■ TASK TO COMPLETE
Return the entries below in their exact form, leaving the pictures out.

╔══

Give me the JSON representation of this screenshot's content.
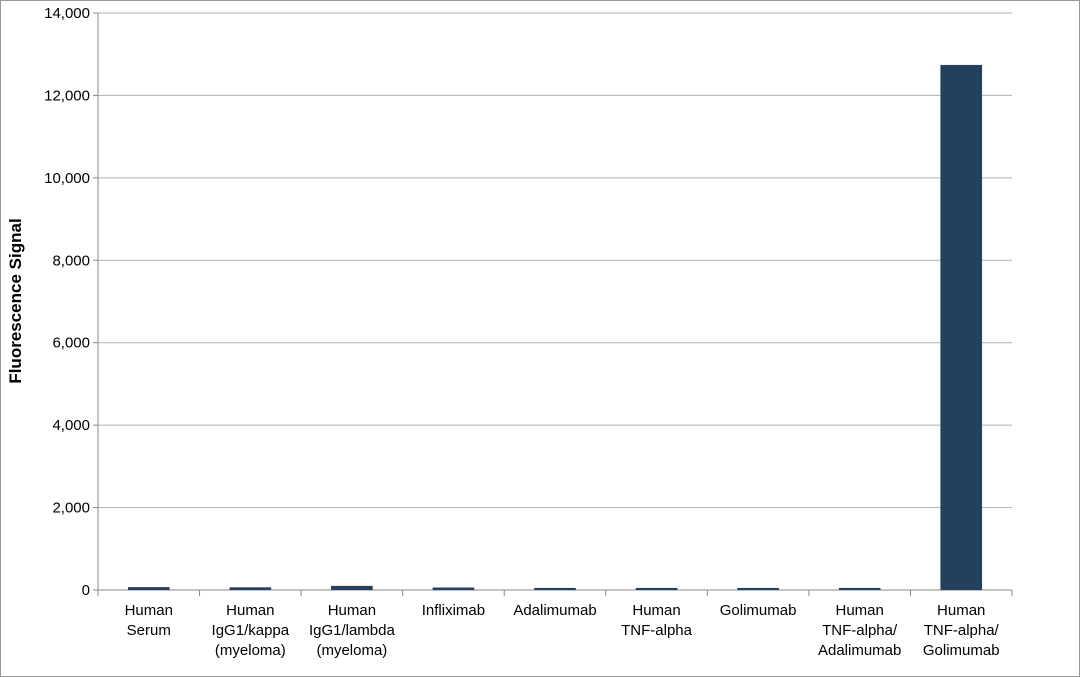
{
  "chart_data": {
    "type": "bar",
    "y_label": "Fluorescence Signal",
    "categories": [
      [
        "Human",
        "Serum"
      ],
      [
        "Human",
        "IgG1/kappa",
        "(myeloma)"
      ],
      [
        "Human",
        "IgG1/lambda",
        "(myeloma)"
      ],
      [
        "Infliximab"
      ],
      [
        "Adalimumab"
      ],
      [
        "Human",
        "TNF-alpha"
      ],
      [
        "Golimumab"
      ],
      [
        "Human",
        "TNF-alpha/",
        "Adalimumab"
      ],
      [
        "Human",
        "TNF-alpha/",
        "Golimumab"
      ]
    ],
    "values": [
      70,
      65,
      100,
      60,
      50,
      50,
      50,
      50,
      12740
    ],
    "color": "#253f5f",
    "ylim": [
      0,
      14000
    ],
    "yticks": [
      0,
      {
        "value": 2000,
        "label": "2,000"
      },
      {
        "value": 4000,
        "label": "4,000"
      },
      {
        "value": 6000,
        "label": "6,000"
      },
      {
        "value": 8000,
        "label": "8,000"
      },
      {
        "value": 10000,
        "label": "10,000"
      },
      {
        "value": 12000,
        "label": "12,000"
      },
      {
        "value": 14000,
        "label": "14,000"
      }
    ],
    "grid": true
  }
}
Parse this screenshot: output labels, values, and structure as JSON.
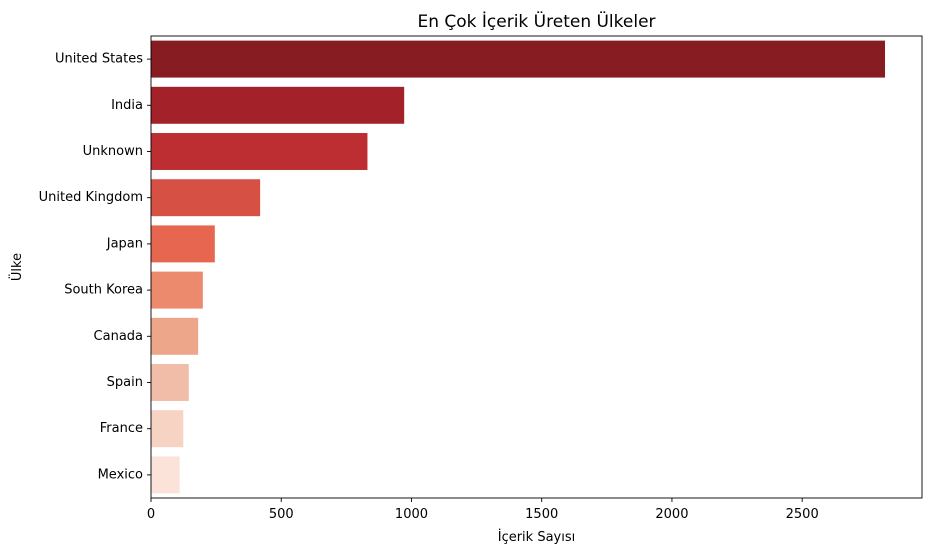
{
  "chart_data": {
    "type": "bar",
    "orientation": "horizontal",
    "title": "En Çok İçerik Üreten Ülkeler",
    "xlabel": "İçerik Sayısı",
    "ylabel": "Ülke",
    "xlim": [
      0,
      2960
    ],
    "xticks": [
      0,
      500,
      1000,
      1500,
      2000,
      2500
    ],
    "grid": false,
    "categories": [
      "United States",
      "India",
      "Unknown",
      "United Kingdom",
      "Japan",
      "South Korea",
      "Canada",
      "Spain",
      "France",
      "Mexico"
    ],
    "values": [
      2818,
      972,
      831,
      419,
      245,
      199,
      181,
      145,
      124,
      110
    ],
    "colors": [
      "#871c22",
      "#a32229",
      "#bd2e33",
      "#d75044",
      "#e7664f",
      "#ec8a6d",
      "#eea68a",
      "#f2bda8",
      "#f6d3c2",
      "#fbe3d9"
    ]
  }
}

╚══

■ ANSWER TO THE EXERCISE
Give me the JSON representation of this screenshot's content.
{
  "chart_data": {
    "type": "bar",
    "y_label": "Fluorescence Signal",
    "categories": [
      [
        "Human",
        "Serum"
      ],
      [
        "Human",
        "IgG1/kappa",
        "(myeloma)"
      ],
      [
        "Human",
        "IgG1/lambda",
        "(myeloma)"
      ],
      [
        "Infliximab"
      ],
      [
        "Adalimumab"
      ],
      [
        "Human",
        "TNF-alpha"
      ],
      [
        "Golimumab"
      ],
      [
        "Human",
        "TNF-alpha/",
        "Adalimumab"
      ],
      [
        "Human",
        "TNF-alpha/",
        "Golimumab"
      ]
    ],
    "values": [
      70,
      65,
      100,
      60,
      50,
      50,
      50,
      50,
      12740
    ],
    "color": "#253f5f",
    "ylim": [
      0,
      14000
    ],
    "yticks": [
      0,
      {
        "value": 2000,
        "label": "2,000"
      },
      {
        "value": 4000,
        "label": "4,000"
      },
      {
        "value": 6000,
        "label": "6,000"
      },
      {
        "value": 8000,
        "label": "8,000"
      },
      {
        "value": 10000,
        "label": "10,000"
      },
      {
        "value": 12000,
        "label": "12,000"
      },
      {
        "value": 14000,
        "label": "14,000"
      }
    ],
    "grid": true
  }
}
Parse this screenshot: output labels, values, and structure as JSON.
{
  "chart_data": {
    "type": "bar",
    "orientation": "horizontal",
    "title": "En Çok İçerik Üreten Ülkeler",
    "xlabel": "İçerik Sayısı",
    "ylabel": "Ülke",
    "xlim": [
      0,
      2960
    ],
    "xticks": [
      0,
      500,
      1000,
      1500,
      2000,
      2500
    ],
    "grid": false,
    "categories": [
      "United States",
      "India",
      "Unknown",
      "United Kingdom",
      "Japan",
      "South Korea",
      "Canada",
      "Spain",
      "France",
      "Mexico"
    ],
    "values": [
      2818,
      972,
      831,
      419,
      245,
      199,
      181,
      145,
      124,
      110
    ],
    "colors": [
      "#871c22",
      "#a32229",
      "#bd2e33",
      "#d75044",
      "#e7664f",
      "#ec8a6d",
      "#eea68a",
      "#f2bda8",
      "#f6d3c2",
      "#fbe3d9"
    ]
  }
}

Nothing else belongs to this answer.